* _Stated exercise_
Pictures do not belong in the copy; quote every entry below exactly.

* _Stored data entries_
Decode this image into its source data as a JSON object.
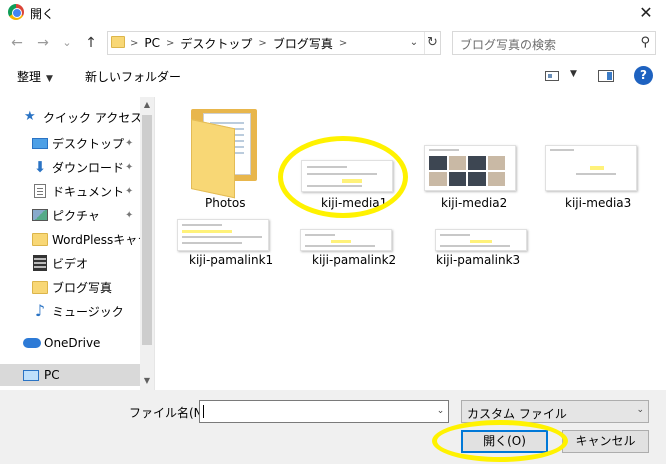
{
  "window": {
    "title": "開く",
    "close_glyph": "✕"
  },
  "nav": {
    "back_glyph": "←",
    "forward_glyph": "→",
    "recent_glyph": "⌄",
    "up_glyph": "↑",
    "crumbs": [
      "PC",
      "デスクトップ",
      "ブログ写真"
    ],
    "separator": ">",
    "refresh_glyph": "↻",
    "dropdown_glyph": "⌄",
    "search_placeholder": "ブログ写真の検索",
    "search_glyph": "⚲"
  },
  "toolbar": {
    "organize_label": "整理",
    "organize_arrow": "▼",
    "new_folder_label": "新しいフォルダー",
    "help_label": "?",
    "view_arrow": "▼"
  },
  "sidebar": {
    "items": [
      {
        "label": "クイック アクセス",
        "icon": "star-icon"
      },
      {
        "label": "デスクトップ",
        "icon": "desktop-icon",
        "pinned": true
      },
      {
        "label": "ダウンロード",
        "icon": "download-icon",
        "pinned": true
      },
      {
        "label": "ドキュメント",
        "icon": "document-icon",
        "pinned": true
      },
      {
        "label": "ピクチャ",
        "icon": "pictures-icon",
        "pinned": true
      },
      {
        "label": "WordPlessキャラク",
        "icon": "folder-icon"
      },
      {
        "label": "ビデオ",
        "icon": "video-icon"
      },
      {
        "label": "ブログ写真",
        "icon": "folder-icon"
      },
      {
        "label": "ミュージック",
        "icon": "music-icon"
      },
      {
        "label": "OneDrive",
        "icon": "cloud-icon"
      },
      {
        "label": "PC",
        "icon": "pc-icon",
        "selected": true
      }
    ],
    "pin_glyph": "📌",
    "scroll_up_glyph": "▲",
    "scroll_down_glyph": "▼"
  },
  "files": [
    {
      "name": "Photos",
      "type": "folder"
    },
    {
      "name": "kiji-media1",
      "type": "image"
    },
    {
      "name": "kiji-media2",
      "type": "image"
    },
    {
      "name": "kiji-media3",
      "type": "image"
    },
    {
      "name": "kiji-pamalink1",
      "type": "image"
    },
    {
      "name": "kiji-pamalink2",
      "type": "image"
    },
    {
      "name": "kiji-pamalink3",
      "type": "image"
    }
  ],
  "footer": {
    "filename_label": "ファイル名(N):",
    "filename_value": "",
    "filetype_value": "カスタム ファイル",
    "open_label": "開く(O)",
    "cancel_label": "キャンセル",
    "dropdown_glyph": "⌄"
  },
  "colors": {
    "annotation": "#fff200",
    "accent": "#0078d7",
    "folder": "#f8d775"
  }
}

* _Expected answer_
Decode this image into its source data as a JSON object.
{
  "window": {
    "title": "開く",
    "close_glyph": "✕"
  },
  "nav": {
    "back_glyph": "←",
    "forward_glyph": "→",
    "recent_glyph": "⌄",
    "up_glyph": "↑",
    "crumbs": [
      "PC",
      "デスクトップ",
      "ブログ写真"
    ],
    "separator": ">",
    "refresh_glyph": "↻",
    "dropdown_glyph": "⌄",
    "search_placeholder": "ブログ写真の検索",
    "search_glyph": "⚲"
  },
  "toolbar": {
    "organize_label": "整理",
    "organize_arrow": "▼",
    "new_folder_label": "新しいフォルダー",
    "help_label": "?",
    "view_arrow": "▼"
  },
  "sidebar": {
    "items": [
      {
        "label": "クイック アクセス",
        "icon": "star-icon"
      },
      {
        "label": "デスクトップ",
        "icon": "desktop-icon",
        "pinned": true
      },
      {
        "label": "ダウンロード",
        "icon": "download-icon",
        "pinned": true
      },
      {
        "label": "ドキュメント",
        "icon": "document-icon",
        "pinned": true
      },
      {
        "label": "ピクチャ",
        "icon": "pictures-icon",
        "pinned": true
      },
      {
        "label": "WordPlessキャラク",
        "icon": "folder-icon"
      },
      {
        "label": "ビデオ",
        "icon": "video-icon"
      },
      {
        "label": "ブログ写真",
        "icon": "folder-icon"
      },
      {
        "label": "ミュージック",
        "icon": "music-icon"
      },
      {
        "label": "OneDrive",
        "icon": "cloud-icon"
      },
      {
        "label": "PC",
        "icon": "pc-icon",
        "selected": true
      }
    ],
    "pin_glyph": "📌",
    "scroll_up_glyph": "▲",
    "scroll_down_glyph": "▼"
  },
  "files": [
    {
      "name": "Photos",
      "type": "folder"
    },
    {
      "name": "kiji-media1",
      "type": "image"
    },
    {
      "name": "kiji-media2",
      "type": "image"
    },
    {
      "name": "kiji-media3",
      "type": "image"
    },
    {
      "name": "kiji-pamalink1",
      "type": "image"
    },
    {
      "name": "kiji-pamalink2",
      "type": "image"
    },
    {
      "name": "kiji-pamalink3",
      "type": "image"
    }
  ],
  "footer": {
    "filename_label": "ファイル名(N):",
    "filename_value": "",
    "filetype_value": "カスタム ファイル",
    "open_label": "開く(O)",
    "cancel_label": "キャンセル",
    "dropdown_glyph": "⌄"
  },
  "colors": {
    "annotation": "#fff200",
    "accent": "#0078d7",
    "folder": "#f8d775"
  }
}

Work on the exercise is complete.